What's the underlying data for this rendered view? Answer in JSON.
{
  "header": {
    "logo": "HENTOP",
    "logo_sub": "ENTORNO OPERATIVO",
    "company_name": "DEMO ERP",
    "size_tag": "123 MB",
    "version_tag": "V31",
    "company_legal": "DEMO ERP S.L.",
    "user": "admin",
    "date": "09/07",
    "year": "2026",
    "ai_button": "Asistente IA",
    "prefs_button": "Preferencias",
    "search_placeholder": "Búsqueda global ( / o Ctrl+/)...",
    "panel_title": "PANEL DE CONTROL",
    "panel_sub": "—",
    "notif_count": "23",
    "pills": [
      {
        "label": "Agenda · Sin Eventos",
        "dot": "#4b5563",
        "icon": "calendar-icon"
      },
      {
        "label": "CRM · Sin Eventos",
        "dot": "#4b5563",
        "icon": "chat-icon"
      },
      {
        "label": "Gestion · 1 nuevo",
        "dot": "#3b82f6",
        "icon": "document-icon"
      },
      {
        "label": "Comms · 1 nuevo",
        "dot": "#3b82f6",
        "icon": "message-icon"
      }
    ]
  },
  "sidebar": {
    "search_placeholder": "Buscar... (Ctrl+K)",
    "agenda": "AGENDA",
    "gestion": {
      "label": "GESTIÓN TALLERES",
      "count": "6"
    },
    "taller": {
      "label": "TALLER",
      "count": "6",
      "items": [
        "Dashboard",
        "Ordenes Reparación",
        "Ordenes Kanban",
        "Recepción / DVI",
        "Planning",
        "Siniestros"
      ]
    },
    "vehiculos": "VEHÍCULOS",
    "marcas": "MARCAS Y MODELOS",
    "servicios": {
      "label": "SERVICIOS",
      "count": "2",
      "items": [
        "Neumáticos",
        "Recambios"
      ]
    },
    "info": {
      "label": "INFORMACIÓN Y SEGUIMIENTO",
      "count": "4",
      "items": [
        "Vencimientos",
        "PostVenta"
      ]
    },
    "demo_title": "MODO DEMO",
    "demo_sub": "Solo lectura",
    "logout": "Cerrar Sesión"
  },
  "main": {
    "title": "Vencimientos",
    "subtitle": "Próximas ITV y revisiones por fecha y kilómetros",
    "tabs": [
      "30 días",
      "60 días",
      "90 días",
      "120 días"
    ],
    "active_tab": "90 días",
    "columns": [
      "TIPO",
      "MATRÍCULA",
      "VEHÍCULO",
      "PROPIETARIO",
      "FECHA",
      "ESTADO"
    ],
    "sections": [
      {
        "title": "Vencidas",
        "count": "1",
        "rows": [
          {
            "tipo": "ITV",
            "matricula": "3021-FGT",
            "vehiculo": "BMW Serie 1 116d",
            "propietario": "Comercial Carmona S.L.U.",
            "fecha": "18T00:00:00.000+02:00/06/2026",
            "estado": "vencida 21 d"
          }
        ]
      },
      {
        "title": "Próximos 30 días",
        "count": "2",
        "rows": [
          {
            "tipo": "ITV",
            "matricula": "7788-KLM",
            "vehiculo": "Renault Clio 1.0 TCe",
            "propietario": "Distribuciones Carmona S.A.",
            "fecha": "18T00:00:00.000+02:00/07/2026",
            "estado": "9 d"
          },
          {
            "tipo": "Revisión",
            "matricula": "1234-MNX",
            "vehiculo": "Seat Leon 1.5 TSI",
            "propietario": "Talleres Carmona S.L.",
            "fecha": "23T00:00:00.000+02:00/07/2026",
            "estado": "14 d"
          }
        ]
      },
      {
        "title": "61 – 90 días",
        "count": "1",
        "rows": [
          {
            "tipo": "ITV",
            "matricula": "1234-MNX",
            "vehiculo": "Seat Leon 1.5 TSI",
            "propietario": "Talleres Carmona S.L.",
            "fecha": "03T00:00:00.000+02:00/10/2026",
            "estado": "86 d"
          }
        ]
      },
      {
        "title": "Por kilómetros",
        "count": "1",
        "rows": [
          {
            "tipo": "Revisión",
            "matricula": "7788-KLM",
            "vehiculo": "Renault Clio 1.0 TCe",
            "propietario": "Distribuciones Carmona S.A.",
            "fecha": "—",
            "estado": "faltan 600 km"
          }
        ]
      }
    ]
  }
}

● **Task objective**
Pull out each line containing the word "icon" and copy it.

● **In response**
        "icon": "calendar-icon"
        "icon": "chat-icon"
        "icon": "document-icon"
        "icon": "message-icon"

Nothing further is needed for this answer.